*Tasks to complete*.
A) In the blog entries, update the stretch starting at "Living up to" and ending at "a clean conscience." by putting "teasing" in place of "criticism", and give that stretch back.
B) Carry the personal blog entries further, picking up after the last sentence shown.

VancouverI spent a day in Vancouver after the orienation, just for fun. I got to show a friend from Texas around a bit, her first time in Canada. As I've said before... I love this city-province-part of the world. Someone remind me what I am doing in mountain-less, ocean-less Ontario?
Me with an Inukshuk. I love those things. "Now the people will know we were here" How many of you remember that?

No good excuses- breaking the silence

Well I've fallen even further behind in my blogging. As long as I nurse my guilty conscience and try to make excuses, the lack of posting continues. So... no excuses (no good ones anyway) and back to posting. :)

Tuesday, October 03, 2006

Tozer quote

I can do no more justice to the awesome wonder-filled theme called love than a child can grasp a star. Still by reaching toward the star the child may call attention to it and even indicate the direction one might look to see it. So, as I stretch my heart toward the high, shining love of God, someone who has not before known about it may be encouraged to look up and have hope."

-From Knowledge of the Holy by AW Tozer

Tuesday, September 26, 2006

Living up to expectations :)

I've received some criticism for my recent lack of blogging. So instead of burying myself in the shame of knowing I've failed expectations, I thought I would post tonight, so I can sleep with a clean conscience.

Well I have started an as yet unnamed 3 part series... but I'm not sure I'll publish it. We'll see. For now, I'll tell you about my day.

My sister is visiting from NB for a few days and of course that is fun. She always keeps life interesting.

I started my belly dancing class tonight, and I love it! I know I am going to have so much fun. I was better than I expected, but my expectations were low, so that wasn't hard. I learned a few moves: shimmies, hip circles, figure-eights. At the end of the 8 week class we'll have learned the full choreography for a dance, along with all the necessary moves. I am genuinely excited, it's going to be so much fun.***

Then I went to wing night, at Bernie's on Adelaide. A decent place, and some decent flavours and hotness... but there weren't consistent gradations of hotness. (And yes, gradations is a word... a fact which was contested tonight) I still need to tally the score, but I think it will be about mid-range.

Maybe tomorrow I will post about my trip. Until then, this will have to do! :)

*** Note: Please do not ask for a demonstration... probably not going to happen. :)

Monday, September 25, 2006


I'm back! More to follow... pictures and stories. For now I need to dig myself out of the avalanche of backed up emails I've found myself in.

Tuesday, September 12, 2006

Introducing #27

Meet my new roommate Andrea (#27). Here she is Saturday morning after reading my pathetic blog entry on Friday night and feeling sorry for me. She made me yummy berry pancakes and bacon, and we sat and talked for a while, which was nice. I met Andrea over two years ago, she was one of the first people I met outside of work here in London. We've typically stayed in touch every few months, going for coffee, or out for supper, etc since then.

*Supplied data*.
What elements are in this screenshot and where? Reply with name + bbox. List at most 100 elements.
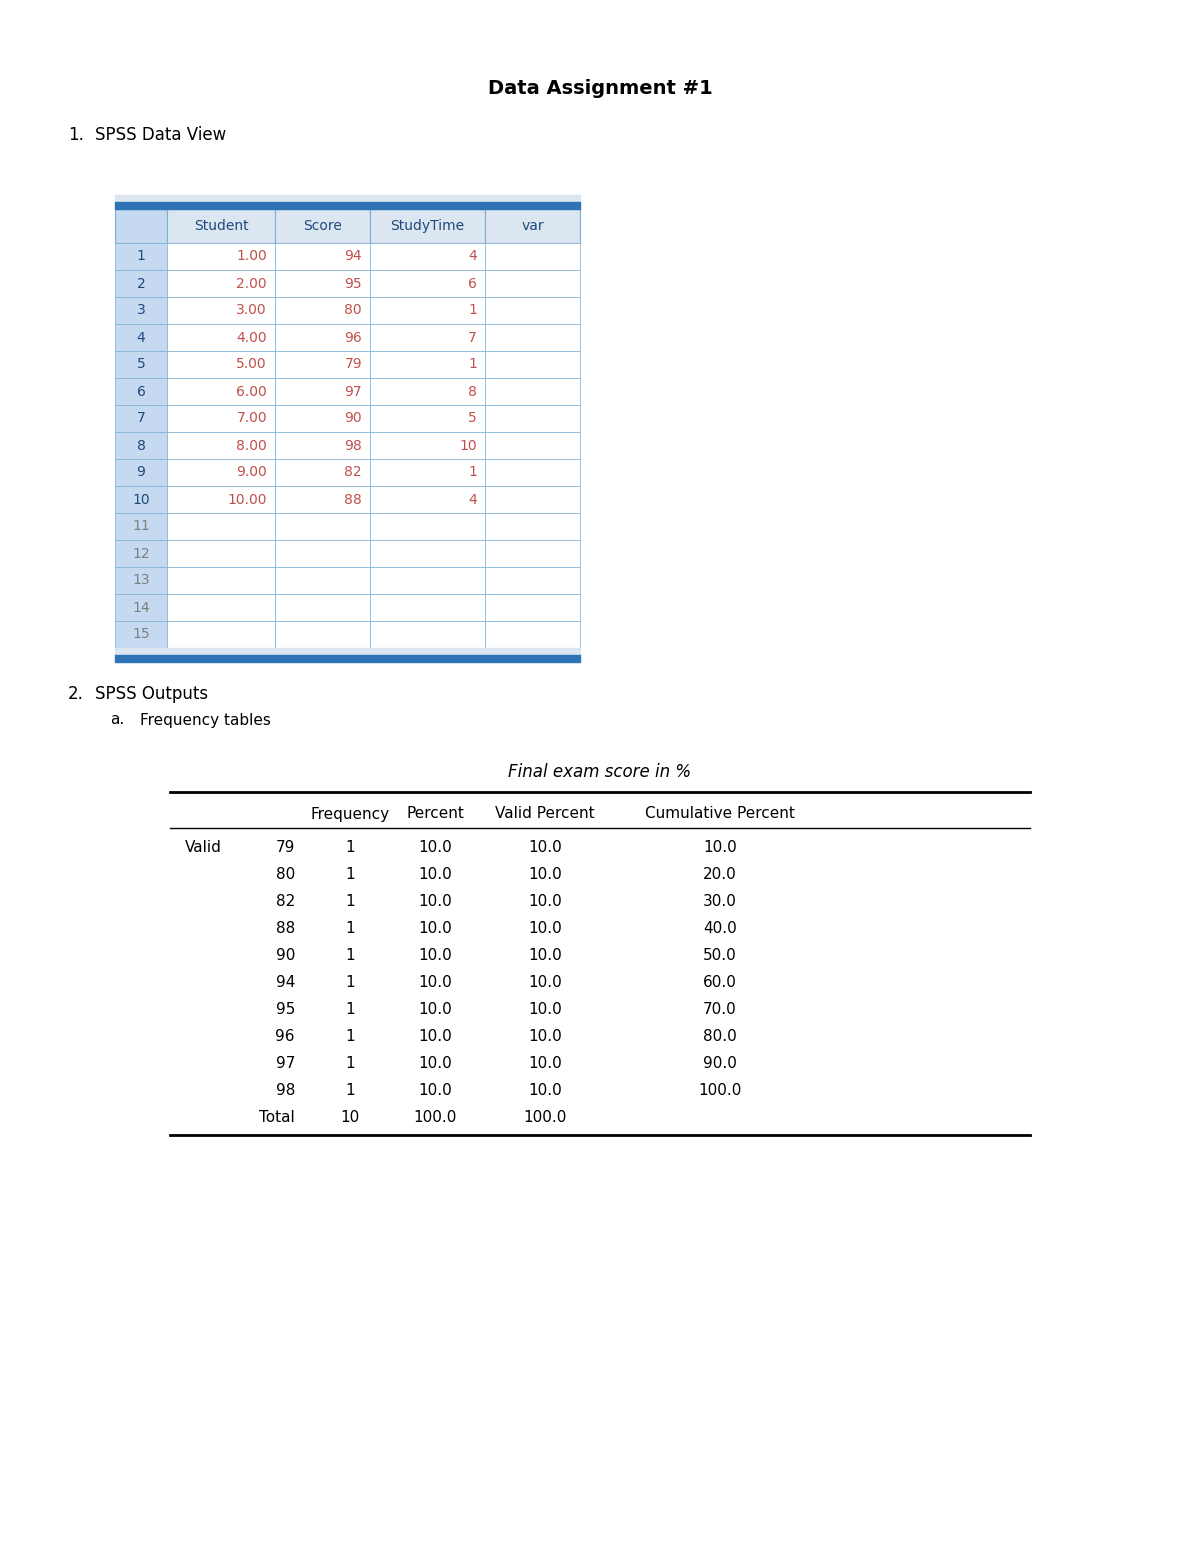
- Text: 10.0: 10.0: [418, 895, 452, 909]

*Responses to the tasks*.
A)
Living up to expectations :)

I've received some teasing for my recent lack of blogging. So instead of burying myself in the shame of knowing I've failed expectations, I thought I would post tonight, so I can sleep with a clean conscience.

B)
I'm really thankful for the way that it worked out for Amy (#26) and I to move in with Andrea. The timing worked out unexpectedly and perfectly for us. The only sad thing is that we are hardly going to see each other this fall. Andrea is in California this week, and is back for two days before I fly to Seattle and Vancouver for a week, and then when I finish that trip, Amy will have just left for Alberta for two weeks!

When our travel settles down, I look forward to lots of good roommate times together.

Friday, September 08, 2006


I am so bored.

I guess it's kind of an embarassing admission to make on a Friday night. Why am I home, alone, with nothing to do? A perfectly reasonable question, which probably has a perfectly good answer. I guess I'd say, that my roommates are out/away, this friend is away, that friend has this thing, etc. I don't know. I just know that I'm bored and lonely and it's Friday night and that's kind of depressing.

It seems like kind of a new low to resort to blogging out of boredom; usually I blog because there is something I can't wait to write about. I'm afraid this post may turn out to be as boring as my evening plans. :)

I could tell you about what's new with me... yes, let's do that.

Well, I moved. Phew! It's tiring, and I didn't even own any furniture to move. My stuff just kept multiplying though. I can't complain though because I did have a lot of help. I've been busy settling in and getting my newroom set up. I think it's looking pretty good now.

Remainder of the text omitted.